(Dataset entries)
====
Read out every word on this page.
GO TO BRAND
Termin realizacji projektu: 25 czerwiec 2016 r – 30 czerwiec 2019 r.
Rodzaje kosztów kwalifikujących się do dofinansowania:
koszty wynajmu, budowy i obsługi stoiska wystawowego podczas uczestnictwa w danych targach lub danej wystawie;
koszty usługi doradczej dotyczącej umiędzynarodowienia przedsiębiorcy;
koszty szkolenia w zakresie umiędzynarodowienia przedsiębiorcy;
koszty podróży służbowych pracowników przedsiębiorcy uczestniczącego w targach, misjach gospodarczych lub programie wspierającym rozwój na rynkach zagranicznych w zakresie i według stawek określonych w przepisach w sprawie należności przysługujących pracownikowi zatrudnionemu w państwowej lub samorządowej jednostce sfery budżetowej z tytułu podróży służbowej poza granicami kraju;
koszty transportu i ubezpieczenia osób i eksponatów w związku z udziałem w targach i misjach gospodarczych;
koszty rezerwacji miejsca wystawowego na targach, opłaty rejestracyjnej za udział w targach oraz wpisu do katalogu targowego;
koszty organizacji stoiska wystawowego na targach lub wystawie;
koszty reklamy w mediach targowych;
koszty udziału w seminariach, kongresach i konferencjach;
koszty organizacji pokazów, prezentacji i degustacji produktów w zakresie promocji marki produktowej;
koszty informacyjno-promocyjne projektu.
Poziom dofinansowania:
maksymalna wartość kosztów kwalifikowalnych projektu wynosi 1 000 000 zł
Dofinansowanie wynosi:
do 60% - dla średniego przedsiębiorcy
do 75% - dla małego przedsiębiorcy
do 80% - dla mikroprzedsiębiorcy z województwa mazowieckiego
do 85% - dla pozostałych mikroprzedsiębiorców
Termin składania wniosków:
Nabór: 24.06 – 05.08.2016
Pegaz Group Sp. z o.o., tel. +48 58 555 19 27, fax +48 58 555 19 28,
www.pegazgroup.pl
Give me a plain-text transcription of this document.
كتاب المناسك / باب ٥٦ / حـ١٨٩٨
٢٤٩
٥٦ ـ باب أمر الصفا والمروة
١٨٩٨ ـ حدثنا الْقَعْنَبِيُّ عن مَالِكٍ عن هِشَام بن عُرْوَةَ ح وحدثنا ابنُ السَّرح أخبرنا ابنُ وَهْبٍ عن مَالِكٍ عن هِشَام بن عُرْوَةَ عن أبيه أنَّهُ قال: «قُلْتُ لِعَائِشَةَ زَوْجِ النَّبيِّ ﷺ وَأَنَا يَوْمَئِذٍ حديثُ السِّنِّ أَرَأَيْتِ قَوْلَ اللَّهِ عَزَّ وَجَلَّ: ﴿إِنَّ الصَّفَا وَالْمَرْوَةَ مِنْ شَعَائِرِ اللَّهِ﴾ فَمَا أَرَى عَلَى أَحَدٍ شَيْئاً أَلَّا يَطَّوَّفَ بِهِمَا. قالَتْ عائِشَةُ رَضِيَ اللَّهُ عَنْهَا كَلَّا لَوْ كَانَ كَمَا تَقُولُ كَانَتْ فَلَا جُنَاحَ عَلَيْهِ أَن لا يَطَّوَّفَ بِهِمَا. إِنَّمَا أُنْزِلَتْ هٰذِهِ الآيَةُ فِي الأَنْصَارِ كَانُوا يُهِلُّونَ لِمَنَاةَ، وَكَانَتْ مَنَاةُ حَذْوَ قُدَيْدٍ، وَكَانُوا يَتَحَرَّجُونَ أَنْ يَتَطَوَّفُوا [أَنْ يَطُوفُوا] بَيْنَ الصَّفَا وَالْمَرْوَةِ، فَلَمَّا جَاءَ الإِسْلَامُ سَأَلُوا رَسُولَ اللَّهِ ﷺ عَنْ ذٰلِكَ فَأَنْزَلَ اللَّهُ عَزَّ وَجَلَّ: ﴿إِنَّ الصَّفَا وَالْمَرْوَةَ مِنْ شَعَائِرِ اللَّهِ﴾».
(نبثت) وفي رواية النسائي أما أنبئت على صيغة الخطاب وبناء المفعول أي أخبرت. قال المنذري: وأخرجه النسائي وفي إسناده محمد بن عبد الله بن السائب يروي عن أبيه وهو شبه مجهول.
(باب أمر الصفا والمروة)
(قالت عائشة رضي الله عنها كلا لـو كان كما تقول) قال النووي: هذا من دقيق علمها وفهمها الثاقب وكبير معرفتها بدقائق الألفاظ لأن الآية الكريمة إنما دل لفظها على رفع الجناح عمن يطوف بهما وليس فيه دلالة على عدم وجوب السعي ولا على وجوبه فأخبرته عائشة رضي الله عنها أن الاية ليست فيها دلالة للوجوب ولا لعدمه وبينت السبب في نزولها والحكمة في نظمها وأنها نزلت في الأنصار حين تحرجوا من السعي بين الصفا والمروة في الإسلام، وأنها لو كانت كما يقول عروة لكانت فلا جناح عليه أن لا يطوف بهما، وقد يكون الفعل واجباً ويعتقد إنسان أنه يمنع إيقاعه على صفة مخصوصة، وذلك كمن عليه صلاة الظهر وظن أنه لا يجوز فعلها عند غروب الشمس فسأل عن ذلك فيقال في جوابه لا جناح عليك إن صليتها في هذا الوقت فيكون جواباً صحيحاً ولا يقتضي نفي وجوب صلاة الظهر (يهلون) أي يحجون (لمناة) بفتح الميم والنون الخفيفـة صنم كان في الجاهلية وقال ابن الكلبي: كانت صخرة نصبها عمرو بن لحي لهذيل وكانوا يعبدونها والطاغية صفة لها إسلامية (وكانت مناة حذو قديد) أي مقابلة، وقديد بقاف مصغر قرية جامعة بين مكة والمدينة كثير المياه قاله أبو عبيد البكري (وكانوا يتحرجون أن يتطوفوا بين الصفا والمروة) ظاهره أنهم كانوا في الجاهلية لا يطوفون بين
====
→ **Given request**
Quote the data above in full, changing nothing.

→ **Task output**
Read out every word on this page.
GO TO BRAND
Termin realizacji projektu: 25 czerwiec 2016 r – 30 czerwiec 2019 r.
Rodzaje kosztów kwalifikujących się do dofinansowania:
koszty wynajmu, budowy i obsługi stoiska wystawowego podczas uczestnictwa w danych targach lub danej wystawie;
koszty usługi doradczej dotyczącej umiędzynarodowienia przedsiębiorcy;
koszty szkolenia w zakresie umiędzynarodowienia przedsiębiorcy;
koszty podróży służbowych pracowników przedsiębiorcy uczestniczącego w targach, misjach gospodarczych lub programie wspierającym rozwój na rynkach zagranicznych w zakresie i według stawek określonych w przepisach w sprawie należności przysługujących pracownikowi zatrudnionemu w państwowej lub samorządowej jednostce sfery budżetowej z tytułu podróży służbowej poza granicami kraju;
koszty transportu i ubezpieczenia osób i eksponatów w związku z udziałem w targach i misjach gospodarczych;
koszty rezerwacji miejsca wystawowego na targach, opłaty rejestracyjnej za udział w targach oraz wpisu do katalogu targowego;
koszty organizacji stoiska wystawowego na targach lub wystawie;
koszty reklamy w mediach targowych;
koszty udziału w seminariach, kongresach i konferencjach;
koszty organizacji pokazów, prezentacji i degustacji produktów w zakresie promocji marki produktowej;
koszty informacyjno-promocyjne projektu.
Poziom dofinansowania:
maksymalna wartość kosztów kwalifikowalnych projektu wynosi 1 000 000 zł
Dofinansowanie wynosi:
do 60% - dla średniego przedsiębiorcy
do 75% - dla małego przedsiębiorcy
do 80% - dla mikroprzedsiębiorcy z województwa mazowieckiego
do 85% - dla pozostałych mikroprzedsiębiorców
Termin składania wniosków:
Nabór: 24.06 – 05.08.2016
Pegaz Group Sp. z o.o., tel. +48 58 555 19 27, fax +48 58 555 19 28,
www.pegazgroup.pl
Give me a plain-text transcription of this document.
كتاب المناسك / باب ٥٦ / حـ١٨٩٨
٢٤٩
٥٦ ـ باب أمر الصفا والمروة
١٨٩٨ ـ حدثنا الْقَعْنَبِيُّ عن مَالِكٍ عن هِشَام بن عُرْوَةَ ح وحدثنا ابنُ السَّرح أخبرنا ابنُ وَهْبٍ عن مَالِكٍ عن هِشَام بن عُرْوَةَ عن أبيه أنَّهُ قال: «قُلْتُ لِعَائِشَةَ زَوْجِ النَّبيِّ ﷺ وَأَنَا يَوْمَئِذٍ حديثُ السِّنِّ أَرَأَيْتِ قَوْلَ اللَّهِ عَزَّ وَجَلَّ: ﴿إِنَّ الصَّفَا وَالْمَرْوَةَ مِنْ شَعَائِرِ اللَّهِ﴾ فَمَا أَرَى عَلَى أَحَدٍ شَيْئاً أَلَّا يَطَّوَّفَ بِهِمَا. قالَتْ عائِشَةُ رَضِيَ اللَّهُ عَنْهَا كَلَّا لَوْ كَانَ كَمَا تَقُولُ كَانَتْ فَلَا جُنَاحَ عَلَيْهِ أَن لا يَطَّوَّفَ بِهِمَا. إِنَّمَا أُنْزِلَتْ هٰذِهِ الآيَةُ فِي الأَنْصَارِ كَانُوا يُهِلُّونَ لِمَنَاةَ، وَكَانَتْ مَنَاةُ حَذْوَ قُدَيْدٍ، وَكَانُوا يَتَحَرَّجُونَ أَنْ يَتَطَوَّفُوا [أَنْ يَطُوفُوا] بَيْنَ الصَّفَا وَالْمَرْوَةِ، فَلَمَّا جَاءَ الإِسْلَامُ سَأَلُوا رَسُولَ اللَّهِ ﷺ عَنْ ذٰلِكَ فَأَنْزَلَ اللَّهُ عَزَّ وَجَلَّ: ﴿إِنَّ الصَّفَا وَالْمَرْوَةَ مِنْ شَعَائِرِ اللَّهِ﴾».
(نبثت) وفي رواية النسائي أما أنبئت على صيغة الخطاب وبناء المفعول أي أخبرت. قال المنذري: وأخرجه النسائي وفي إسناده محمد بن عبد الله بن السائب يروي عن أبيه وهو شبه مجهول.
(باب أمر الصفا والمروة)
(قالت عائشة رضي الله عنها كلا لـو كان كما تقول) قال النووي: هذا من دقيق علمها وفهمها الثاقب وكبير معرفتها بدقائق الألفاظ لأن الآية الكريمة إنما دل لفظها على رفع الجناح عمن يطوف بهما وليس فيه دلالة على عدم وجوب السعي ولا على وجوبه فأخبرته عائشة رضي الله عنها أن الاية ليست فيها دلالة للوجوب ولا لعدمه وبينت السبب في نزولها والحكمة في نظمها وأنها نزلت في الأنصار حين تحرجوا من السعي بين الصفا والمروة في الإسلام، وأنها لو كانت كما يقول عروة لكانت فلا جناح عليه أن لا يطوف بهما، وقد يكون الفعل واجباً ويعتقد إنسان أنه يمنع إيقاعه على صفة مخصوصة، وذلك كمن عليه صلاة الظهر وظن أنه لا يجوز فعلها عند غروب الشمس فسأل عن ذلك فيقال في جوابه لا جناح عليك إن صليتها في هذا الوقت فيكون جواباً صحيحاً ولا يقتضي نفي وجوب صلاة الظهر (يهلون) أي يحجون (لمناة) بفتح الميم والنون الخفيفـة صنم كان في الجاهلية وقال ابن الكلبي: كانت صخرة نصبها عمرو بن لحي لهذيل وكانوا يعبدونها والطاغية صفة لها إسلامية (وكانت مناة حذو قديد) أي مقابلة، وقديد بقاف مصغر قرية جامعة بين مكة والمدينة كثير المياه قاله أبو عبيد البكري (وكانوا يتحرجون أن يتطوفوا بين الصفا والمروة) ظاهره أنهم كانوا في الجاهلية لا يطوفون بين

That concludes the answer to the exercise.